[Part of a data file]
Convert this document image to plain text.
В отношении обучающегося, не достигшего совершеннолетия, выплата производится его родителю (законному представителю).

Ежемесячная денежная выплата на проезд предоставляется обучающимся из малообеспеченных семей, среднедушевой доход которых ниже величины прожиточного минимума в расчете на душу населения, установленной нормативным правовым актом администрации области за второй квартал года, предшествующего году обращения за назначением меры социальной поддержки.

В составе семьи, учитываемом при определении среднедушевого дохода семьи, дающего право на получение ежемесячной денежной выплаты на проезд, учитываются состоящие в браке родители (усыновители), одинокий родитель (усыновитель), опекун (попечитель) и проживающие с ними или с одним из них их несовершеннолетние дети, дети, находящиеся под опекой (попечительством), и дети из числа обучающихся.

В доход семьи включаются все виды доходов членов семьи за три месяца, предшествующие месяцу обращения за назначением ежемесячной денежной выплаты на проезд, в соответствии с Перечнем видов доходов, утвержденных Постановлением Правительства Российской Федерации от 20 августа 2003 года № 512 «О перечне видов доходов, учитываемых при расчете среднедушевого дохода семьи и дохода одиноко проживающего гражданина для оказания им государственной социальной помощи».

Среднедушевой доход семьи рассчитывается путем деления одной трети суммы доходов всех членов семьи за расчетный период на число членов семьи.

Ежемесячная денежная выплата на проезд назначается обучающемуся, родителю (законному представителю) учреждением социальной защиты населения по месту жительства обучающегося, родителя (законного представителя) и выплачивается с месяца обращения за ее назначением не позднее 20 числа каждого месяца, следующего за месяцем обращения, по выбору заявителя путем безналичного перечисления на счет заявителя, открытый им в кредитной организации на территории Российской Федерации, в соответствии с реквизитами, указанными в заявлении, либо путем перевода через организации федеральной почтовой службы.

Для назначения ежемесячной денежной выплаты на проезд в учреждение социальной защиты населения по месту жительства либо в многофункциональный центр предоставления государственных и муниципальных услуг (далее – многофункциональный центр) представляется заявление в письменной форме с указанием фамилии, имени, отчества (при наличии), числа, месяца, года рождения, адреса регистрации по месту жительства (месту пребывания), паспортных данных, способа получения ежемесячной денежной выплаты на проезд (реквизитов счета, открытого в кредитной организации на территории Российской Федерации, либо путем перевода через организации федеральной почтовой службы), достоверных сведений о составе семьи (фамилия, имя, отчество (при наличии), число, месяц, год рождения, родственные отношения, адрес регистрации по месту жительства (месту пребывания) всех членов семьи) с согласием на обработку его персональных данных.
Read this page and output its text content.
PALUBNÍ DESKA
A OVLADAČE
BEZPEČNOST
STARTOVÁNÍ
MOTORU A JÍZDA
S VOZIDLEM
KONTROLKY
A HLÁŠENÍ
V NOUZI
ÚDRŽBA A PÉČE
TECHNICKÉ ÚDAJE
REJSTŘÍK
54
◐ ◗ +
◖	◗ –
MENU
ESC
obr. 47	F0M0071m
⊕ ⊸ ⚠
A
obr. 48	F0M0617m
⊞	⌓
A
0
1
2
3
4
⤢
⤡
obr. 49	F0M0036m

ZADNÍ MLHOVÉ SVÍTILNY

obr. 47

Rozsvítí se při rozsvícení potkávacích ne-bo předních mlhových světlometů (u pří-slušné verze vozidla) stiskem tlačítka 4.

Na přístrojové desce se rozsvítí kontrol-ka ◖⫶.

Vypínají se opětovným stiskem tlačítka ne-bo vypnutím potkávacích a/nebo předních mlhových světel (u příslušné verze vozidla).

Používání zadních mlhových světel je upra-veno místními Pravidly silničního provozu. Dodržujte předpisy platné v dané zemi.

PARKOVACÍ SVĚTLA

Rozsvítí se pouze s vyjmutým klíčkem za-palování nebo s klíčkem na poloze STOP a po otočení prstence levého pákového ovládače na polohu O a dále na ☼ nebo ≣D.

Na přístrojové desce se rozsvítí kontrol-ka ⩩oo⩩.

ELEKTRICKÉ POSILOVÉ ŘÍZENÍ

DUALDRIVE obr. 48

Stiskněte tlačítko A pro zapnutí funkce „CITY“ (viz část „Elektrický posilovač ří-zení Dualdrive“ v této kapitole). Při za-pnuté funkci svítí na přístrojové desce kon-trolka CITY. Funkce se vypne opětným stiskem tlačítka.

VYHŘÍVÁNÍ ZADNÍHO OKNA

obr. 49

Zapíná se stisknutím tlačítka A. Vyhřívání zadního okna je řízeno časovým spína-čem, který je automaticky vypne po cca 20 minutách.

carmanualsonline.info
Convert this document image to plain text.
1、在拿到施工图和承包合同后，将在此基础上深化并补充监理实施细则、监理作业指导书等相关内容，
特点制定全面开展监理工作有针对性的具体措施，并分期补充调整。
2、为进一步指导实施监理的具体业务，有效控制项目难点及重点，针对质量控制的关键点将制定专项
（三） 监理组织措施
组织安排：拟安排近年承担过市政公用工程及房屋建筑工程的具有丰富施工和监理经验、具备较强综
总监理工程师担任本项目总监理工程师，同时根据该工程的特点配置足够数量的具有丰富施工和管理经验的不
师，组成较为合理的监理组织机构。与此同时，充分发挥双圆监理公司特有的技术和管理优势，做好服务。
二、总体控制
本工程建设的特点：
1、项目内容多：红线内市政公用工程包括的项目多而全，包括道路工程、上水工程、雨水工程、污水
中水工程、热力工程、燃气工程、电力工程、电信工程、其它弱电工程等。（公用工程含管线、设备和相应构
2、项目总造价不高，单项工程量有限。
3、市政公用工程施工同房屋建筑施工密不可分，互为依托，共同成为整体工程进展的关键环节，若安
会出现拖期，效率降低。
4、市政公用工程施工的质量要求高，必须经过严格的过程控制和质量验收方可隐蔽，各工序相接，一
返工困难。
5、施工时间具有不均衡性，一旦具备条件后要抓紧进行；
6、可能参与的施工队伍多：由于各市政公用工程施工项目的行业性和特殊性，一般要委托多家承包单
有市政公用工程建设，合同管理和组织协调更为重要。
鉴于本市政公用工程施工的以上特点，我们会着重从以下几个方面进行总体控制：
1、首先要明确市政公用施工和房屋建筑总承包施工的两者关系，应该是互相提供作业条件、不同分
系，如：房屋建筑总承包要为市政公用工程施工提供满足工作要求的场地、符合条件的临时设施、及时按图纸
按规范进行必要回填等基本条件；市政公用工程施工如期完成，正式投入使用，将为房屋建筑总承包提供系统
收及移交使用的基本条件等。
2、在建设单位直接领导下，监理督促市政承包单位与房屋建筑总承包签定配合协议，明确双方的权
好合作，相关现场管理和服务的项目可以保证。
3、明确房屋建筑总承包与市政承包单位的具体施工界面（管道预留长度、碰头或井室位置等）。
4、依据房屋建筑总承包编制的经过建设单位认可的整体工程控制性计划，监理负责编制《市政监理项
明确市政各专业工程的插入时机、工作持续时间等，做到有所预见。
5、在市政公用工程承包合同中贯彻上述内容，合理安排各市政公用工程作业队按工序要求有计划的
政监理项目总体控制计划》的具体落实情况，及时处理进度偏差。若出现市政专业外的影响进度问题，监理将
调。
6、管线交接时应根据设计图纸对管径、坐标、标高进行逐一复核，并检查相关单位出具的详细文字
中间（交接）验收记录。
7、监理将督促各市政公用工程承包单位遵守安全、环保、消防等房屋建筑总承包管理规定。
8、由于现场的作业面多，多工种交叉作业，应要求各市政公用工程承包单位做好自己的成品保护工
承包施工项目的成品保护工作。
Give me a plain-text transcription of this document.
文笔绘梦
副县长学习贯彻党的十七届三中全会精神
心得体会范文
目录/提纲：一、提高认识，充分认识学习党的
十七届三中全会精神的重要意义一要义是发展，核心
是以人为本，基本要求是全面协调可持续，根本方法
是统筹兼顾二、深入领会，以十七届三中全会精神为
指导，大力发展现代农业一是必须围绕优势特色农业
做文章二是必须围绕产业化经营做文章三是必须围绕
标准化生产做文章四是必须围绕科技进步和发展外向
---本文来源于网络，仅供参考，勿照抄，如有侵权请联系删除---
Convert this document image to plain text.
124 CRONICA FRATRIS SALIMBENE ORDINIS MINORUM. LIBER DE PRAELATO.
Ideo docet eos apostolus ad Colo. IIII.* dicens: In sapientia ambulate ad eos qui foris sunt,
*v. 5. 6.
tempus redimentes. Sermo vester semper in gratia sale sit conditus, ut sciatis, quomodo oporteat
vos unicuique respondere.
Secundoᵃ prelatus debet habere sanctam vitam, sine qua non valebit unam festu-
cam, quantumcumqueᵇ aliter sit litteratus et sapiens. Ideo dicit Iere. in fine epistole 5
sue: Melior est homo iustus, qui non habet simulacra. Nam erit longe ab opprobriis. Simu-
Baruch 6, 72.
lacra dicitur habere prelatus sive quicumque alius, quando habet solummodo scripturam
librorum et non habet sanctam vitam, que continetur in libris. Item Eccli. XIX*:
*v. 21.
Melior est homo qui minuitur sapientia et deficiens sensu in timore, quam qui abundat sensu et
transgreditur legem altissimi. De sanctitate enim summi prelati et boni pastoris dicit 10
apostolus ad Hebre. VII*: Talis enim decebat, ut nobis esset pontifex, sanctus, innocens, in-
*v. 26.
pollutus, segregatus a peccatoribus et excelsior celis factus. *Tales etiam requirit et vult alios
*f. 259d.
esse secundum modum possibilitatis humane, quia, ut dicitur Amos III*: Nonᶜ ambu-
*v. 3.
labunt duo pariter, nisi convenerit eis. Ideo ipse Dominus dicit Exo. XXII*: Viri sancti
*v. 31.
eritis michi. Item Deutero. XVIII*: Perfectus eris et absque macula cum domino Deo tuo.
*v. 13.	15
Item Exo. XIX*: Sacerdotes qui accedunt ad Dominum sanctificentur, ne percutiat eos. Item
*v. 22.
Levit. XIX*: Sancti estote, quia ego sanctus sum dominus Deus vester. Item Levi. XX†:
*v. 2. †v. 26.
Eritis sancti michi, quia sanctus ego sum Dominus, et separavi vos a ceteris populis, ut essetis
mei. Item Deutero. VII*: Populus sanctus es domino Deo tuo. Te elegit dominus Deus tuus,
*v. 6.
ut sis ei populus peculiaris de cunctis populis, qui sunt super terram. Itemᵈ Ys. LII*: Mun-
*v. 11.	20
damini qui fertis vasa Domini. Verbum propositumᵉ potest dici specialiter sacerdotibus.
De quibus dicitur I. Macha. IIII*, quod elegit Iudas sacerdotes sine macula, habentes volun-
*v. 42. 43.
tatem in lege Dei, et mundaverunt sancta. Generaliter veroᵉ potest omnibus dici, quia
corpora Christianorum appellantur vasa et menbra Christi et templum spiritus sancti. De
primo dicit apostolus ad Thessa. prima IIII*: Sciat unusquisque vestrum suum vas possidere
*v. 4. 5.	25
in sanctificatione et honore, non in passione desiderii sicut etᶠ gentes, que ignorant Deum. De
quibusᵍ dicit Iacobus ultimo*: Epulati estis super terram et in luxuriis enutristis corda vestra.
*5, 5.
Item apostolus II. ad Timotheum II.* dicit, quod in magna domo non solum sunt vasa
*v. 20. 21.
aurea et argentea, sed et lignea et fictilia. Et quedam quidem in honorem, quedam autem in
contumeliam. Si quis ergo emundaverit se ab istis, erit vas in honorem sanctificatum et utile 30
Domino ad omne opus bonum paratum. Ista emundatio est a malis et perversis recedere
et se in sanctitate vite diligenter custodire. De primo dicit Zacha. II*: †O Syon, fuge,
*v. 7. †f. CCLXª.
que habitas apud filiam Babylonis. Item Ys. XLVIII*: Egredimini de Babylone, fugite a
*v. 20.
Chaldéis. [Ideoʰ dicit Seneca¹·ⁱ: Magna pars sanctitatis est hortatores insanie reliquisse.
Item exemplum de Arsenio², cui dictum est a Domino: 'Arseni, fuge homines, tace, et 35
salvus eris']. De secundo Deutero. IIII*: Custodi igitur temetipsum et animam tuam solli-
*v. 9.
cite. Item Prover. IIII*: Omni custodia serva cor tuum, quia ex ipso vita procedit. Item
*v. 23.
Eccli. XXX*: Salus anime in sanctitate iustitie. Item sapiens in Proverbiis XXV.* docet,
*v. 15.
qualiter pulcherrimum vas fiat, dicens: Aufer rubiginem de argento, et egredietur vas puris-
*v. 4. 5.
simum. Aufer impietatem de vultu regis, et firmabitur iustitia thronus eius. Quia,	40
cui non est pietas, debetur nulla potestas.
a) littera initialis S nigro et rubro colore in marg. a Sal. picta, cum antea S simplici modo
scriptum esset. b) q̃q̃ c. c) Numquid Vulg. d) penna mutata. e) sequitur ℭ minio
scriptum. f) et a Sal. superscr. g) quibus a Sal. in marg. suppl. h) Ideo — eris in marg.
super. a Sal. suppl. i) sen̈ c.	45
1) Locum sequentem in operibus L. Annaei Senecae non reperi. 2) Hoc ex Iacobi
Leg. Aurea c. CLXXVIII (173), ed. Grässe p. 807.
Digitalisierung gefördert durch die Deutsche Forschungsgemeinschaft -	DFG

Directive:
In the lines above, locate the string "sapientia". Copy every line where it occurs.

Solution to this task:
Ideo docet eos apostolus ad Colo. IIII.* dicens: In sapientia ambulate ad eos qui foris sunt,
Melior est homo qui minuitur sapientia et deficiens sensu in timore, quam qui abundat sensu et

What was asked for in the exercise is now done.